#### [TASK PROMPT]
Return each line holding the string "title".

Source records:
↓

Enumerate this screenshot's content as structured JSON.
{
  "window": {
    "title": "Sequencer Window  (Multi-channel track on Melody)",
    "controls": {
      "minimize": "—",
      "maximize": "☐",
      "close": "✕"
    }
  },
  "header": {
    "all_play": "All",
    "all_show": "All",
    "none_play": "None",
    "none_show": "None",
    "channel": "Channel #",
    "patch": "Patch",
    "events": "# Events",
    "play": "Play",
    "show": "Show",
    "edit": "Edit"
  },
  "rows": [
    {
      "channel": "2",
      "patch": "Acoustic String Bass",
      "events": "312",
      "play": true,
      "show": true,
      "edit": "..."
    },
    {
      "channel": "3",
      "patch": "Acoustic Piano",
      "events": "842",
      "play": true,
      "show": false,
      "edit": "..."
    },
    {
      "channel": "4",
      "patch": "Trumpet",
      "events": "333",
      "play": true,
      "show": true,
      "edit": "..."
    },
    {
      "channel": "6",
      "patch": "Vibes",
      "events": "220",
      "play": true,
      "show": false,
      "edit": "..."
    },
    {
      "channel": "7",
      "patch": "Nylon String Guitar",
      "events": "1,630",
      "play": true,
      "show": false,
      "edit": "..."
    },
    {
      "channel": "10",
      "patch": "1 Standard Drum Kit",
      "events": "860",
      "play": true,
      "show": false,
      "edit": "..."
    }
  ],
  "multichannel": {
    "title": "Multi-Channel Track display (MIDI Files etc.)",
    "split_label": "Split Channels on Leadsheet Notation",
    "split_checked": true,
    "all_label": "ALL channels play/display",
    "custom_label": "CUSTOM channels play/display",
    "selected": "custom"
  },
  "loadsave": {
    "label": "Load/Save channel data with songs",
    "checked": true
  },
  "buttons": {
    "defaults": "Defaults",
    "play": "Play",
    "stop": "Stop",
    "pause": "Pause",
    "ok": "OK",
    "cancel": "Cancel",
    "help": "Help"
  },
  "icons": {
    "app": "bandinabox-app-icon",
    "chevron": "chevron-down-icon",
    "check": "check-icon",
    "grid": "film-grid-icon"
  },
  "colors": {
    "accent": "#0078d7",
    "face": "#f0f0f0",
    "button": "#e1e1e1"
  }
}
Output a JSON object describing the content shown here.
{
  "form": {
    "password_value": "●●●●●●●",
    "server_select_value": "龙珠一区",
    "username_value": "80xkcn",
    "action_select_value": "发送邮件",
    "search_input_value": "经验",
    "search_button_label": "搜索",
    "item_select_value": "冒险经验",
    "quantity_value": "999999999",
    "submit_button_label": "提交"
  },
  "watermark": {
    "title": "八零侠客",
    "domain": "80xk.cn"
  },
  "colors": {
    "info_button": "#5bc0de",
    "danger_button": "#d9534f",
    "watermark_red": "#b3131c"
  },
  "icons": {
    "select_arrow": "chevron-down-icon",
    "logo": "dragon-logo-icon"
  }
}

↑

#### [FINAL RESULT]
    "title": "Sequencer Window  (Multi-channel track on Melody)",
    "title": "Multi-Channel Track display (MIDI Files etc.)",
    "title": "八零侠客",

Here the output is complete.